» **TEXTE AFFICHÉ**
_____

Dans le cadre de la rubrique « Au Conseil d’Etat » du JCP A – Semaine Juridique – Edition Administration & Collectivités territoriales, j’ai l’honneur de chroniquer – chaque semaine – quelques décisions de la jurisprudence administrative.

Voici un extrait du prochain numéro :

CÉ, 15 novembre 2022, élections départementales du canton de Marseille 6 (461959)

Non-atteinte à la sincérité d’un scrutin malgré des bureaux de vote partiellement fermés !

Totalement convaincu par les conclusions de son rapporteur public engageant les citoyens à savoir « faire des efforts » pour conquérir la démocratie, le CE n’a pas annulé l’élection départementale du canton de Marseille 6 quand bien même 12 de ses 37 bureaux de vote avaient ouvert très tardivement (jusqu’à près de 4 heures après l’horaire légal). La sincérité du scrutin n’en aurait pas été altérée.

_____

(Entrées de données recueillies)
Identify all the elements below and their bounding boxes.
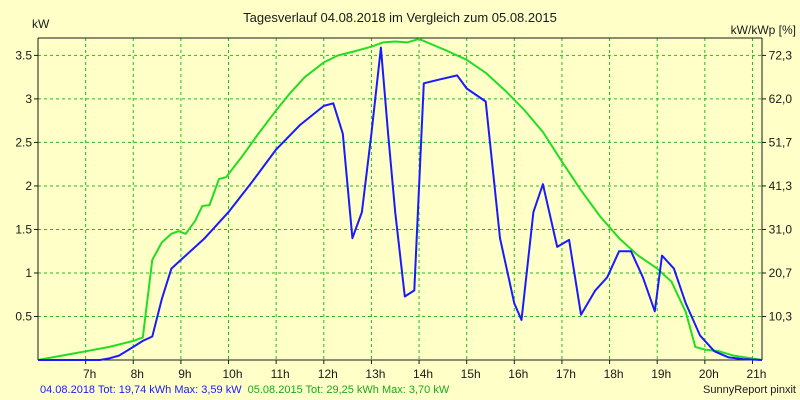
footer-series-2018: 04.08.2018 Tot: 19,74 kWh Max: 3,59 kW [40,384,242,396]
grid-lines [38,38,762,360]
x-tick-label: 12h [318,367,338,381]
y-tick-label-left: 1 [25,266,32,280]
y-tick-label-right: 51,7 [769,135,793,149]
x-tick-label: 18h [604,367,624,381]
x-tick-label: 9h [178,367,191,381]
y-tick-label-left: 0.5 [15,309,32,323]
x-tick-label: 11h [271,367,290,381]
y-tick-label-right: 72,3 [769,48,793,62]
y-tick-label-right: 20,7 [769,266,793,280]
footer-summary: 04.08.2018 Tot: 19,74 kWh Max: 3,59 kW 0… [40,384,450,396]
right-axis-unit: kW/kWp [%] [731,23,796,37]
axis-ticks: 7h 8h 9h 10h 11h 12h 13h 14h 15h 16h 17h 18h 19h 20h 2… [15,48,792,381]
x-tick-label: 10h [223,367,243,381]
chart-title: Tagesverlauf 04.08.2018 im Vergleich zum… [243,10,557,25]
left-axis-unit: kW [32,17,50,31]
y-tick-label-left: 2.5 [15,135,32,149]
series-line-04-08-2018 [38,46,763,361]
x-tick-label: 16h [508,367,528,381]
series-line-05-08-2015 [37,37,763,361]
x-tick-label: 17h [556,367,576,381]
x-tick-label: 15h [461,367,481,381]
x-tick-label: 13h [365,367,385,381]
y-tick-label-left: 2 [25,179,32,193]
y-tick-label-left: 3 [25,92,32,106]
y-tick-label-right: 10,3 [769,309,793,323]
x-tick-label: 19h [651,367,671,381]
y-tick-label-left: 3.5 [15,48,32,62]
y-tick-label-right: 41,3 [769,179,793,193]
x-tick-label: 20h [699,367,719,381]
y-tick-label-right: 62,0 [769,92,793,106]
x-tick-label: 7h [83,367,96,381]
series-lines [37,37,763,361]
plot-area [38,38,762,360]
x-tick-label: 8h [131,367,144,381]
x-tick-label: 14h [413,367,433,381]
y-tick-label-right: 31,0 [769,222,793,236]
x-tick-label: 21h [746,367,766,381]
footer-series-2015: 05.08.2015 Tot: 29,25 kWh Max: 3,70 kW [248,384,450,396]
y-tick-label-left: 1.5 [15,222,32,236]
footer-credit: SunnyReport pinxit [703,384,796,396]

_____

D'après le texte affiché, combien des 37 bureaux de vote du canton de Marseille 6 avaient ouvert très tardivement ?

» **RÉPONSE À FOURNIR**
Douze des 37 bureaux de vote avaient ouvert très tardivement.